Given information:

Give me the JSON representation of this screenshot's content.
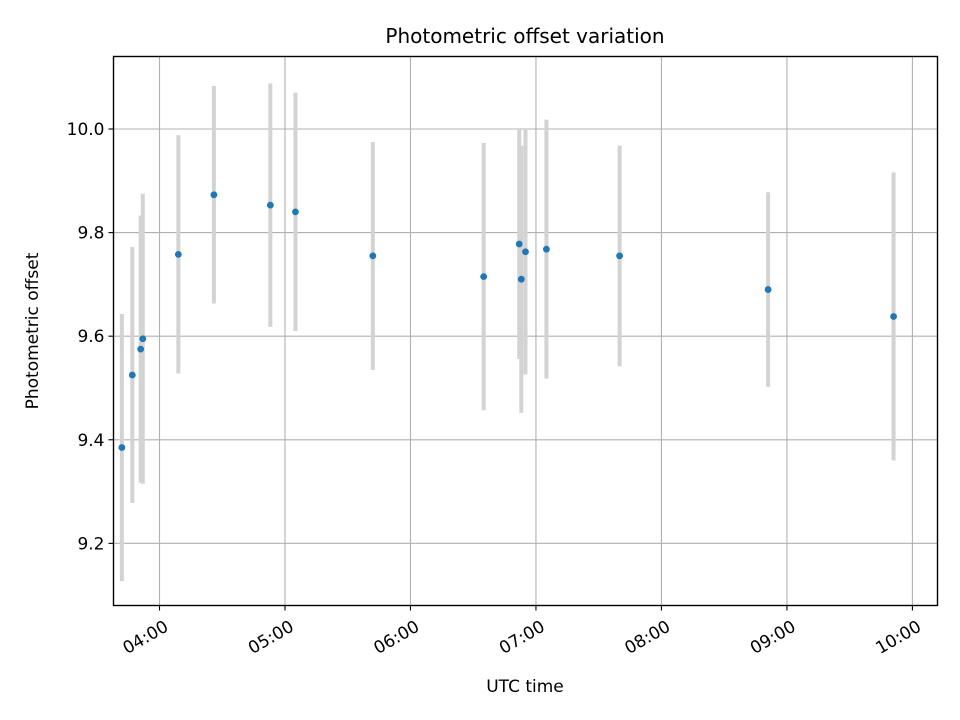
{
  "chart_data": {
    "type": "scatter",
    "title": "Photometric offset variation",
    "xlabel": "UTC time",
    "ylabel": "Photometric offset",
    "xlim": [
      "03:38",
      "10:12"
    ],
    "ylim": [
      9.08,
      10.14
    ],
    "x_ticks": [
      "04:00",
      "05:00",
      "06:00",
      "07:00",
      "08:00",
      "09:00",
      "10:00"
    ],
    "y_ticks": [
      "9.2",
      "9.4",
      "9.6",
      "9.8",
      "10.0"
    ],
    "grid": true,
    "marker_color": "#1f77b4",
    "errorbar_color": "#d3d3d3",
    "points": [
      {
        "x": "03:42",
        "y": 9.385,
        "yerr": 0.258
      },
      {
        "x": "03:47",
        "y": 9.525,
        "yerr": 0.247
      },
      {
        "x": "03:51",
        "y": 9.575,
        "yerr": 0.258
      },
      {
        "x": "03:52",
        "y": 9.595,
        "yerr": 0.28
      },
      {
        "x": "04:09",
        "y": 9.758,
        "yerr": 0.23
      },
      {
        "x": "04:26",
        "y": 9.873,
        "yerr": 0.21
      },
      {
        "x": "04:53",
        "y": 9.853,
        "yerr": 0.235
      },
      {
        "x": "05:05",
        "y": 9.84,
        "yerr": 0.23
      },
      {
        "x": "05:42",
        "y": 9.755,
        "yerr": 0.22
      },
      {
        "x": "06:35",
        "y": 9.715,
        "yerr": 0.258
      },
      {
        "x": "06:52",
        "y": 9.778,
        "yerr": 0.222
      },
      {
        "x": "06:53",
        "y": 9.71,
        "yerr": 0.258
      },
      {
        "x": "06:55",
        "y": 9.763,
        "yerr": 0.237
      },
      {
        "x": "07:05",
        "y": 9.768,
        "yerr": 0.25
      },
      {
        "x": "07:40",
        "y": 9.755,
        "yerr": 0.213
      },
      {
        "x": "08:51",
        "y": 9.69,
        "yerr": 0.188
      },
      {
        "x": "09:51",
        "y": 9.638,
        "yerr": 0.278
      }
    ]
  }
}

Set problem:
Copy every line of the material in which the word "Photometric" occurs.

Complete response:
    "title": "Photometric offset variation",
    "ylabel": "Photometric offset",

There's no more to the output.